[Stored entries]
━━━━━━━━━━
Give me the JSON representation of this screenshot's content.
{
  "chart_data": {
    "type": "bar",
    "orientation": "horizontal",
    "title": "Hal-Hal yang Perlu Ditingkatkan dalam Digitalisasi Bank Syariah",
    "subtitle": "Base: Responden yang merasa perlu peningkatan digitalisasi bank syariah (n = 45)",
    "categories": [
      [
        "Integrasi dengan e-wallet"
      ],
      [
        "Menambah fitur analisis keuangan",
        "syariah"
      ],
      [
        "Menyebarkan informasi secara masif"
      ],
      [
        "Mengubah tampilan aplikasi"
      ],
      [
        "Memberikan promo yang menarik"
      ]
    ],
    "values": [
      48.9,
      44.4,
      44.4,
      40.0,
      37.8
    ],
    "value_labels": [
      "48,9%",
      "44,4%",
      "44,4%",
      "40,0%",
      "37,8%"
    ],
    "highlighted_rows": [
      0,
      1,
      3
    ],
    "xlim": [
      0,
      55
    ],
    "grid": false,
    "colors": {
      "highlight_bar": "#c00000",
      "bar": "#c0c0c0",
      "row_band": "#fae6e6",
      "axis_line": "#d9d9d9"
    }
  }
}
━━━━━━━━━━
[Exercise description] Count the lines above that contain the word "yang", and give only that number.

[Output of the exercise] 3